Work required
Without the pictures, reproduce the records that follow exactly.

Data under study
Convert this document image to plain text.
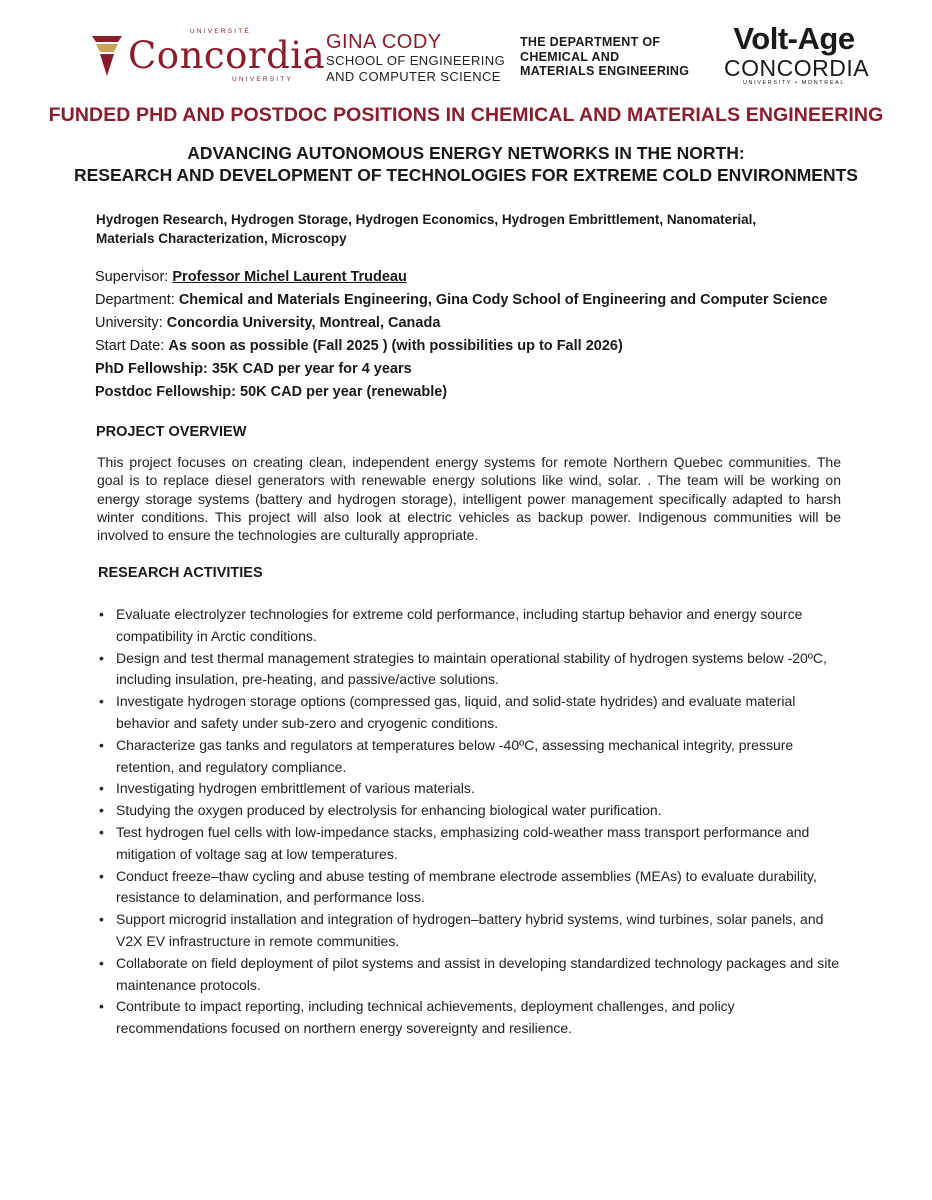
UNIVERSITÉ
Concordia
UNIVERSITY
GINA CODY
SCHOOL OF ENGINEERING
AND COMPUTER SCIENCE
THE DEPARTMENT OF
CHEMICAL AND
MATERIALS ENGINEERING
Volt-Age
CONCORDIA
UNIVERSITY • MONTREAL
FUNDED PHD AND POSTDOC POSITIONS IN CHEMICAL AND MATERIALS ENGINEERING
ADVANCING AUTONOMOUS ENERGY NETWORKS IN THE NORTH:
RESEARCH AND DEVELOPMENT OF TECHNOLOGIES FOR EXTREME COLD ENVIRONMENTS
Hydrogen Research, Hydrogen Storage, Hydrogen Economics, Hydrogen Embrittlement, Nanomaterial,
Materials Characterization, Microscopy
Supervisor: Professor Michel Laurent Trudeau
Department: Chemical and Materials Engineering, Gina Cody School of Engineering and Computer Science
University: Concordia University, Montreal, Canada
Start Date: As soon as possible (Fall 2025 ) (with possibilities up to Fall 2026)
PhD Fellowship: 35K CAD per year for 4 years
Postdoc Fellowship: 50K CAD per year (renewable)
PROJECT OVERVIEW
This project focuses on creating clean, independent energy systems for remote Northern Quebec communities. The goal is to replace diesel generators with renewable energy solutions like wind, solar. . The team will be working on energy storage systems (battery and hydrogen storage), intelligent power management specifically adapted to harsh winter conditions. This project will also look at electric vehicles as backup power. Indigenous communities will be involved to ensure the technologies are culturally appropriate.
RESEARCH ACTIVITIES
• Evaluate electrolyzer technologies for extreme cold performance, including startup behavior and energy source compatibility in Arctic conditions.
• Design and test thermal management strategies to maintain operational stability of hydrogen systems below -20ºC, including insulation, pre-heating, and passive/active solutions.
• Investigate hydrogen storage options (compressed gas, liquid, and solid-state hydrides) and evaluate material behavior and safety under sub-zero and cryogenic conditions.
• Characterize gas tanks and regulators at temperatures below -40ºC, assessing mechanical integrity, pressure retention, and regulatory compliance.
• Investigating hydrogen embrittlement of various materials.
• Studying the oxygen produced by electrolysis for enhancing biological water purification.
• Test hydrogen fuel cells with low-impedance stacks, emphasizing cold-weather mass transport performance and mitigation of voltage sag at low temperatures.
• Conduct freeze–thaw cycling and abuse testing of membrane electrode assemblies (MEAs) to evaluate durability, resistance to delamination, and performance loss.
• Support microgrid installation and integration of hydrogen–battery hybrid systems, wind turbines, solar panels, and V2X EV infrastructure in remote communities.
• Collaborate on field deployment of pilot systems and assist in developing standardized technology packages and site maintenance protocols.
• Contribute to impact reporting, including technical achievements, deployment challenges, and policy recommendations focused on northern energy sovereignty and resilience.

The answer
Convert this document image to plain text.
UNIVERSITÉ
Concordia
UNIVERSITY
GINA CODY
SCHOOL OF ENGINEERING
AND COMPUTER SCIENCE
THE DEPARTMENT OF
CHEMICAL AND
MATERIALS ENGINEERING
Volt-Age
CONCORDIA
UNIVERSITY • MONTREAL
FUNDED PHD AND POSTDOC POSITIONS IN CHEMICAL AND MATERIALS ENGINEERING
ADVANCING AUTONOMOUS ENERGY NETWORKS IN THE NORTH:
RESEARCH AND DEVELOPMENT OF TECHNOLOGIES FOR EXTREME COLD ENVIRONMENTS
Hydrogen Research, Hydrogen Storage, Hydrogen Economics, Hydrogen Embrittlement, Nanomaterial,
Materials Characterization, Microscopy
Supervisor: Professor Michel Laurent Trudeau
Department: Chemical and Materials Engineering, Gina Cody School of Engineering and Computer Science
University: Concordia University, Montreal, Canada
Start Date: As soon as possible (Fall 2025 ) (with possibilities up to Fall 2026)
PhD Fellowship: 35K CAD per year for 4 years
Postdoc Fellowship: 50K CAD per year (renewable)
PROJECT OVERVIEW
This project focuses on creating clean, independent energy systems for remote Northern Quebec communities. The goal is to replace diesel generators with renewable energy solutions like wind, solar. . The team will be working on energy storage systems (battery and hydrogen storage), intelligent power management specifically adapted to harsh winter conditions. This project will also look at electric vehicles as backup power. Indigenous communities will be involved to ensure the technologies are culturally appropriate.
RESEARCH ACTIVITIES
• Evaluate electrolyzer technologies for extreme cold performance, including startup behavior and energy source compatibility in Arctic conditions.
• Design and test thermal management strategies to maintain operational stability of hydrogen systems below -20ºC, including insulation, pre-heating, and passive/active solutions.
• Investigate hydrogen storage options (compressed gas, liquid, and solid-state hydrides) and evaluate material behavior and safety under sub-zero and cryogenic conditions.
• Characterize gas tanks and regulators at temperatures below -40ºC, assessing mechanical integrity, pressure retention, and regulatory compliance.
• Investigating hydrogen embrittlement of various materials.
• Studying the oxygen produced by electrolysis for enhancing biological water purification.
• Test hydrogen fuel cells with low-impedance stacks, emphasizing cold-weather mass transport performance and mitigation of voltage sag at low temperatures.
• Conduct freeze–thaw cycling and abuse testing of membrane electrode assemblies (MEAs) to evaluate durability, resistance to delamination, and performance loss.
• Support microgrid installation and integration of hydrogen–battery hybrid systems, wind turbines, solar panels, and V2X EV infrastructure in remote communities.
• Collaborate on field deployment of pilot systems and assist in developing standardized technology packages and site maintenance protocols.
• Contribute to impact reporting, including technical achievements, deployment challenges, and policy recommendations focused on northern energy sovereignty and resilience.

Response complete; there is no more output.